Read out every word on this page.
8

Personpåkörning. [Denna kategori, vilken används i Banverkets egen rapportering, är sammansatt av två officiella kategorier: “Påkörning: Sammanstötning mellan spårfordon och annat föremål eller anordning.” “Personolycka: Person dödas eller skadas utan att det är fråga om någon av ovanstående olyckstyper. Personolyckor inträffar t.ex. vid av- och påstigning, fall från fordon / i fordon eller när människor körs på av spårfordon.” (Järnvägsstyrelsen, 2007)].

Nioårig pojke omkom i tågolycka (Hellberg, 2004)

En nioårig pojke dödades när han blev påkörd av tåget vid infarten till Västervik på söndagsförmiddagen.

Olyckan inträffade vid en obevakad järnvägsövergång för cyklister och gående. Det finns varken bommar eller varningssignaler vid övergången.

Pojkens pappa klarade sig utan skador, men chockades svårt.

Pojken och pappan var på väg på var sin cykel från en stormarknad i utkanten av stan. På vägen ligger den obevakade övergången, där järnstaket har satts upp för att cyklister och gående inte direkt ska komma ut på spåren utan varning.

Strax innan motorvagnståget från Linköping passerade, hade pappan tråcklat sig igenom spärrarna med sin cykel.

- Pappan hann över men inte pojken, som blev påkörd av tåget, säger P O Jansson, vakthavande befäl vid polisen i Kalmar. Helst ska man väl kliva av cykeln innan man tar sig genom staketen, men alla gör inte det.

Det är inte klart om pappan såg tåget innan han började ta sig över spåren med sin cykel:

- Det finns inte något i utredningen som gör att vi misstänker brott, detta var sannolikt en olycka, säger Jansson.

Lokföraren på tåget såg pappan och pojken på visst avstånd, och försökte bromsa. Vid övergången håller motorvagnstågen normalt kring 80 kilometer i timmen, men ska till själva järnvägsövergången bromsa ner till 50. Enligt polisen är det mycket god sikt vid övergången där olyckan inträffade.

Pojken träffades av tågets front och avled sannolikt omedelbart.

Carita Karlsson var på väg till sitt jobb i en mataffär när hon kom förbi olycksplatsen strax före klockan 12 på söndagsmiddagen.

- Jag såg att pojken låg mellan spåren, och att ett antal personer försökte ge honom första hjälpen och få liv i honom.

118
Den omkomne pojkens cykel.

• **WHAT THE EXERCISE ASKS**: Return the entries above in full and exactly as written.

• **SOLVED PROBLEM**:
Read out every word on this page.
8

Personpåkörning. [Denna kategori, vilken används i Banverkets egen rapportering, är sammansatt av två officiella kategorier: “Påkörning: Sammanstötning mellan spårfordon och annat föremål eller anordning.” “Personolycka: Person dödas eller skadas utan att det är fråga om någon av ovanstående olyckstyper. Personolyckor inträffar t.ex. vid av- och påstigning, fall från fordon / i fordon eller när människor körs på av spårfordon.” (Järnvägsstyrelsen, 2007)].

Nioårig pojke omkom i tågolycka (Hellberg, 2004)

En nioårig pojke dödades när han blev påkörd av tåget vid infarten till Västervik på söndagsförmiddagen.

Olyckan inträffade vid en obevakad järnvägsövergång för cyklister och gående. Det finns varken bommar eller varningssignaler vid övergången.

Pojkens pappa klarade sig utan skador, men chockades svårt.

Pojken och pappan var på väg på var sin cykel från en stormarknad i utkanten av stan. På vägen ligger den obevakade övergången, där järnstaket har satts upp för att cyklister och gående inte direkt ska komma ut på spåren utan varning.

Strax innan motorvagnståget från Linköping passerade, hade pappan tråcklat sig igenom spärrarna med sin cykel.

- Pappan hann över men inte pojken, som blev påkörd av tåget, säger P O Jansson, vakthavande befäl vid polisen i Kalmar. Helst ska man väl kliva av cykeln innan man tar sig genom staketen, men alla gör inte det.

Det är inte klart om pappan såg tåget innan han började ta sig över spåren med sin cykel:

- Det finns inte något i utredningen som gör att vi misstänker brott, detta var sannolikt en olycka, säger Jansson.

Lokföraren på tåget såg pappan och pojken på visst avstånd, och försökte bromsa. Vid övergången håller motorvagnstågen normalt kring 80 kilometer i timmen, men ska till själva järnvägsövergången bromsa ner till 50. Enligt polisen är det mycket god sikt vid övergången där olyckan inträffade.

Pojken träffades av tågets front och avled sannolikt omedelbart.

Carita Karlsson var på väg till sitt jobb i en mataffär när hon kom förbi olycksplatsen strax före klockan 12 på söndagsmiddagen.

- Jag såg att pojken låg mellan spåren, och att ett antal personer försökte ge honom första hjälpen och få liv i honom.

118
Den omkomne pojkens cykel.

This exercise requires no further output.